--- Start of Records for the task ---
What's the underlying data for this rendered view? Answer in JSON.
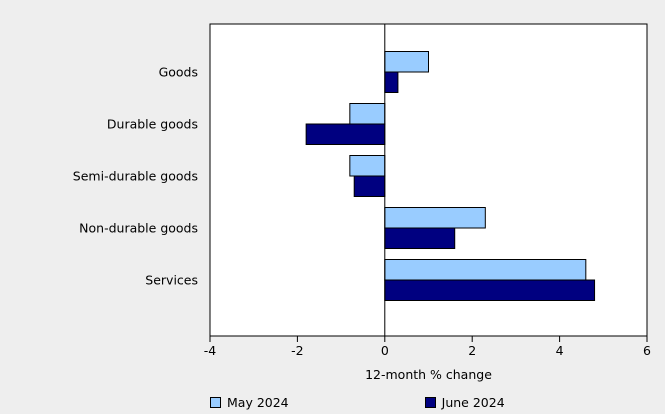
{
  "chart_data": {
    "type": "bar",
    "orientation": "horizontal",
    "title": "",
    "xlabel": "12-month % change",
    "ylabel": "",
    "xlim": [
      -4,
      6
    ],
    "xticks": [
      -4,
      -2,
      0,
      2,
      4,
      6
    ],
    "xtick_labels": [
      "-4",
      "-2",
      "0",
      "2",
      "4",
      "6"
    ],
    "grid": false,
    "legend_position": "bottom",
    "categories": [
      "Goods",
      "Durable goods",
      "Semi-durable goods",
      "Non-durable goods",
      "Services"
    ],
    "series": [
      {
        "name": "May 2024",
        "color": "#99ccff",
        "values": [
          1.0,
          -0.8,
          -0.8,
          2.3,
          4.6
        ]
      },
      {
        "name": "June 2024",
        "color": "#000080",
        "values": [
          0.3,
          -1.8,
          -0.7,
          1.6,
          4.8
        ]
      }
    ]
  }
}
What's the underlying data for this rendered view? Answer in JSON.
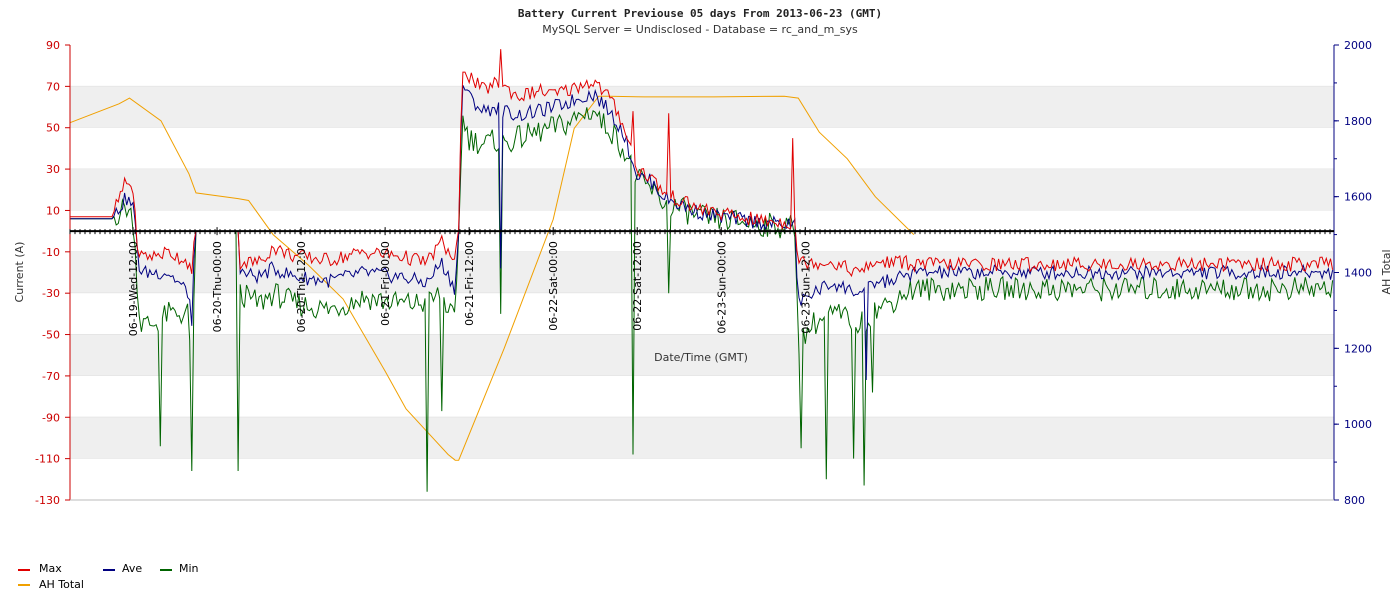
--- End of Records for the task ---
◆ **Aim of the task**
Omit all pictures while transcribing the entries verbatim.

◆ **The response**
What's the underlying data for this rendered view? Answer in JSON.
{
  "chart_data": {
    "type": "bar",
    "orientation": "horizontal",
    "title": "",
    "xlabel": "12-month % change",
    "ylabel": "",
    "xlim": [
      -4,
      6
    ],
    "xticks": [
      -4,
      -2,
      0,
      2,
      4,
      6
    ],
    "xtick_labels": [
      "-4",
      "-2",
      "0",
      "2",
      "4",
      "6"
    ],
    "grid": false,
    "legend_position": "bottom",
    "categories": [
      "Goods",
      "Durable goods",
      "Semi-durable goods",
      "Non-durable goods",
      "Services"
    ],
    "series": [
      {
        "name": "May 2024",
        "color": "#99ccff",
        "values": [
          1.0,
          -0.8,
          -0.8,
          2.3,
          4.6
        ]
      },
      {
        "name": "June 2024",
        "color": "#000080",
        "values": [
          0.3,
          -1.8,
          -0.7,
          1.6,
          4.8
        ]
      }
    ]
  }
}
What's the underlying data for this rendered view? Answer in JSON.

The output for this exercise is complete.